[[ Given entries, beginning ]]

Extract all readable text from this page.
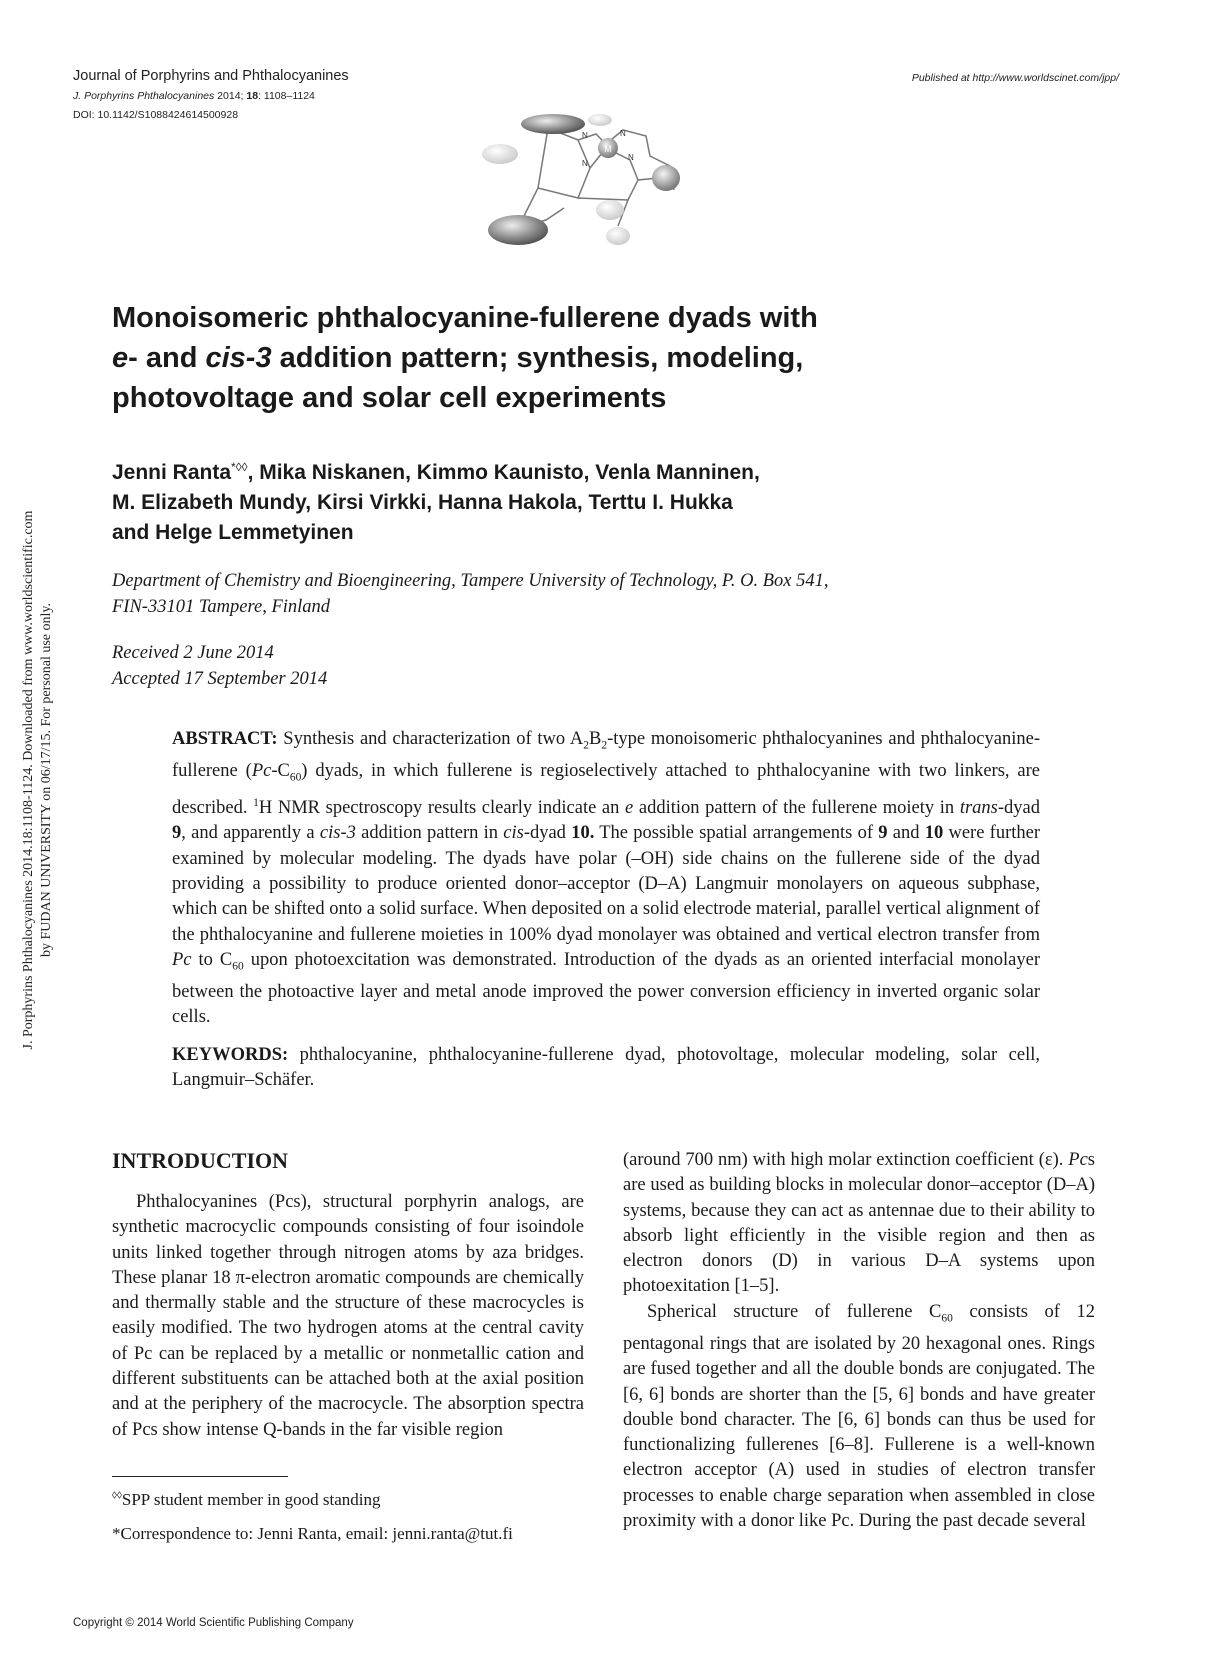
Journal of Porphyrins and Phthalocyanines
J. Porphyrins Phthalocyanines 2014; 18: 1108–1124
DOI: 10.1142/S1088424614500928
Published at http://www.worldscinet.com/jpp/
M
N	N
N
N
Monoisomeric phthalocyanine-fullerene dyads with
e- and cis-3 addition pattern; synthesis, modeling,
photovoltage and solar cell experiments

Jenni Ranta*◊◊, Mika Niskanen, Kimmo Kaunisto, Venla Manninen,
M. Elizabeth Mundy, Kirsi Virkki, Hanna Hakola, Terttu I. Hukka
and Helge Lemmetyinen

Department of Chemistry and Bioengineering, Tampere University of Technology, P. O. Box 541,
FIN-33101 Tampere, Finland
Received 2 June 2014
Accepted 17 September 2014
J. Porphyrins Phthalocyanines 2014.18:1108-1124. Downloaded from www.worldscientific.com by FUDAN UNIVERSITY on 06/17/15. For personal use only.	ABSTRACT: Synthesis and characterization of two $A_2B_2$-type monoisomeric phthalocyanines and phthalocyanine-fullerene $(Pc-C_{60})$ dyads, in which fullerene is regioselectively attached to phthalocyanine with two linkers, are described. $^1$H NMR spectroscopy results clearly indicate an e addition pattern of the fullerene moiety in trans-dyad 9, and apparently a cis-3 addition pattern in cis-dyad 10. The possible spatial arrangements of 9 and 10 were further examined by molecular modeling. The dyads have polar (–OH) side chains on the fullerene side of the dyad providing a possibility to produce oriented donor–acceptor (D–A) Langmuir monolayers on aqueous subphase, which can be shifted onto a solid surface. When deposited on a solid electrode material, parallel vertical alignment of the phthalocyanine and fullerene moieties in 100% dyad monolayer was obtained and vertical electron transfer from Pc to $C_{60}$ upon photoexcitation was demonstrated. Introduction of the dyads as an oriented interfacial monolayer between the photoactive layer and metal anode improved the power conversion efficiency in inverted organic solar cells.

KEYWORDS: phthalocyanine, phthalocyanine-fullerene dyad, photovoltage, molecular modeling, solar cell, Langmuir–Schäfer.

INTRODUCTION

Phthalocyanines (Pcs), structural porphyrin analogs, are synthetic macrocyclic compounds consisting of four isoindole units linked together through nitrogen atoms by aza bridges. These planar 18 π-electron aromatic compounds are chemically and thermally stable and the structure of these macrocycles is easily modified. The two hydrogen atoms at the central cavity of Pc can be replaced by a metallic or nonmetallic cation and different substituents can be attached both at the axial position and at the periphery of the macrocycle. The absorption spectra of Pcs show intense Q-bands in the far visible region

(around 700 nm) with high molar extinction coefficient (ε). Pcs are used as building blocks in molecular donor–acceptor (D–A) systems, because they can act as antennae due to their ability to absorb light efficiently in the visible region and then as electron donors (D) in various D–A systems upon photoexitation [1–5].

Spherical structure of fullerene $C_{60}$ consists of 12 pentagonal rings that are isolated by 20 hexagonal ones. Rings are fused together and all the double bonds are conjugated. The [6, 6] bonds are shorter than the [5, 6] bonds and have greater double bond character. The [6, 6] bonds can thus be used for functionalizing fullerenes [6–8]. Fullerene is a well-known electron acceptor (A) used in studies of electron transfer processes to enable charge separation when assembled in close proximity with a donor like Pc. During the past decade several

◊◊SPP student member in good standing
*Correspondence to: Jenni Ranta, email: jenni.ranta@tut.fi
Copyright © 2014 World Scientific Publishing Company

[[ Given entries, end ]]
[[ Given entries, beginning ]]

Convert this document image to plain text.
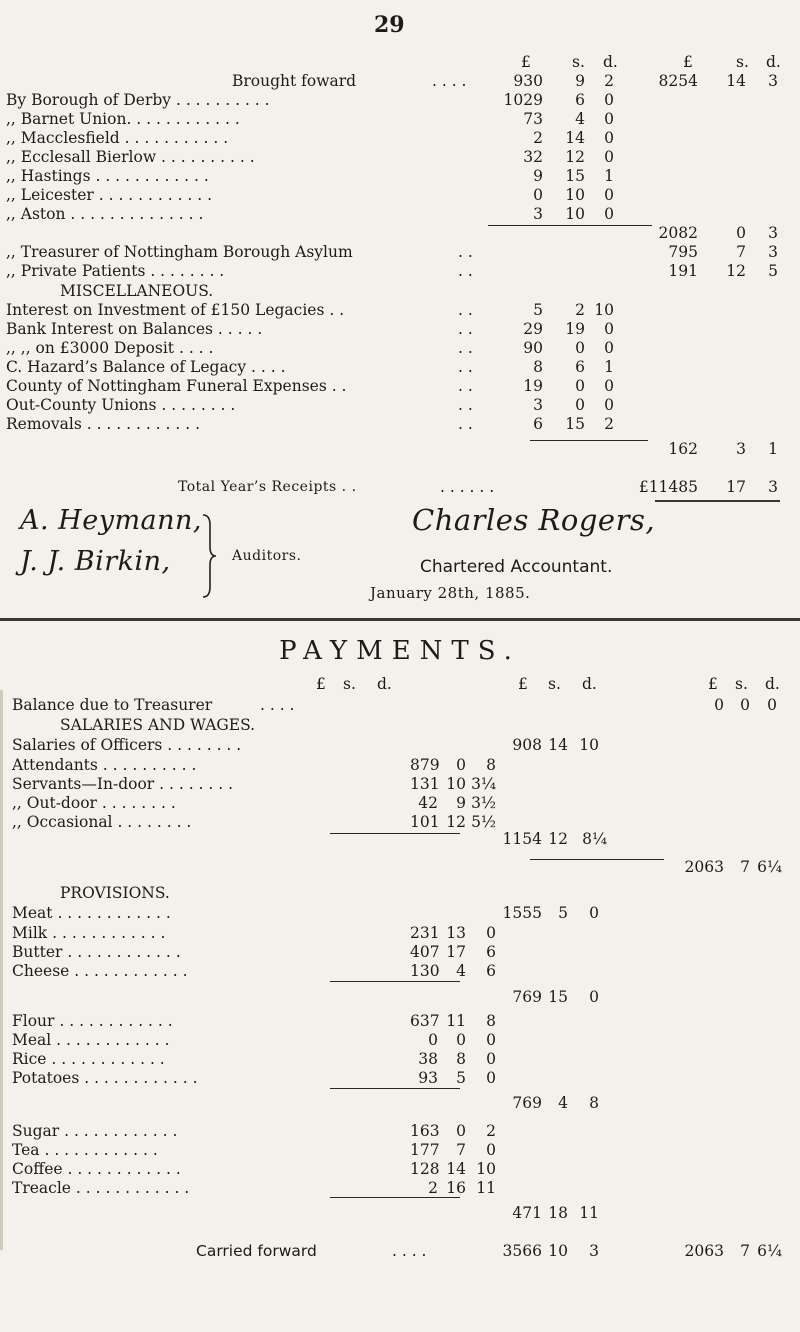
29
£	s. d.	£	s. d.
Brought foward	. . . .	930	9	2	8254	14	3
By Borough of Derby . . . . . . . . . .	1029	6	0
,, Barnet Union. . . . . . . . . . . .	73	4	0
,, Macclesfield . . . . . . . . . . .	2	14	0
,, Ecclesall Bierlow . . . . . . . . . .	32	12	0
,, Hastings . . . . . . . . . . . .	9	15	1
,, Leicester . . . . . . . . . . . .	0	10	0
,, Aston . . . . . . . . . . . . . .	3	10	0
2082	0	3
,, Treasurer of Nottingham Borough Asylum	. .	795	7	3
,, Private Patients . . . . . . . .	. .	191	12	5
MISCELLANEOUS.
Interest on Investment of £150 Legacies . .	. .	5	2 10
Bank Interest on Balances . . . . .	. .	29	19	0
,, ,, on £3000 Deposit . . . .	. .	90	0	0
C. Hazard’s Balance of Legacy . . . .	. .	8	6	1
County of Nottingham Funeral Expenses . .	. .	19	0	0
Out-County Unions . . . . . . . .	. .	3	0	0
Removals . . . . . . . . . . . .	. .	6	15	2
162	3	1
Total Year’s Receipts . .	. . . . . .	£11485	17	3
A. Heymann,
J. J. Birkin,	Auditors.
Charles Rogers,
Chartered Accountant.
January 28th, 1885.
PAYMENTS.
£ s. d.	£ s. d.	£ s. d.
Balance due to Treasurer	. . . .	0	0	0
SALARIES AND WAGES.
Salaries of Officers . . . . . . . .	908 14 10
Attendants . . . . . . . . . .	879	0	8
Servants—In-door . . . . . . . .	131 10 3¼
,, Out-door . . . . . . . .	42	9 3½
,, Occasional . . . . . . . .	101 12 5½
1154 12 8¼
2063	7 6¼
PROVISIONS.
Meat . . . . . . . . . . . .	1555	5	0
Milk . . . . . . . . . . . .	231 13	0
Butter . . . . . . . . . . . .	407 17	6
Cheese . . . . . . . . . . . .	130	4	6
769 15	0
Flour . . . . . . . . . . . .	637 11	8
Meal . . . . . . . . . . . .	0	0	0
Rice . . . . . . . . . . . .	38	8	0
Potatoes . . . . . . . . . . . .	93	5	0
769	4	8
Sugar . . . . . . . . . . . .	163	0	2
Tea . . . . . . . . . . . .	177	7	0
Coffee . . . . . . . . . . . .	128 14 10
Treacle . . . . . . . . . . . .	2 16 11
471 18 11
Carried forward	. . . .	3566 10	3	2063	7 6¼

[[ Given entries, end ]]

**Problem to work on**: Take the word "this" and find each line of the material that contains it. Copy those lines.

**Written answer**:
Extract all readable text from this page.
Convert this document image to plain text.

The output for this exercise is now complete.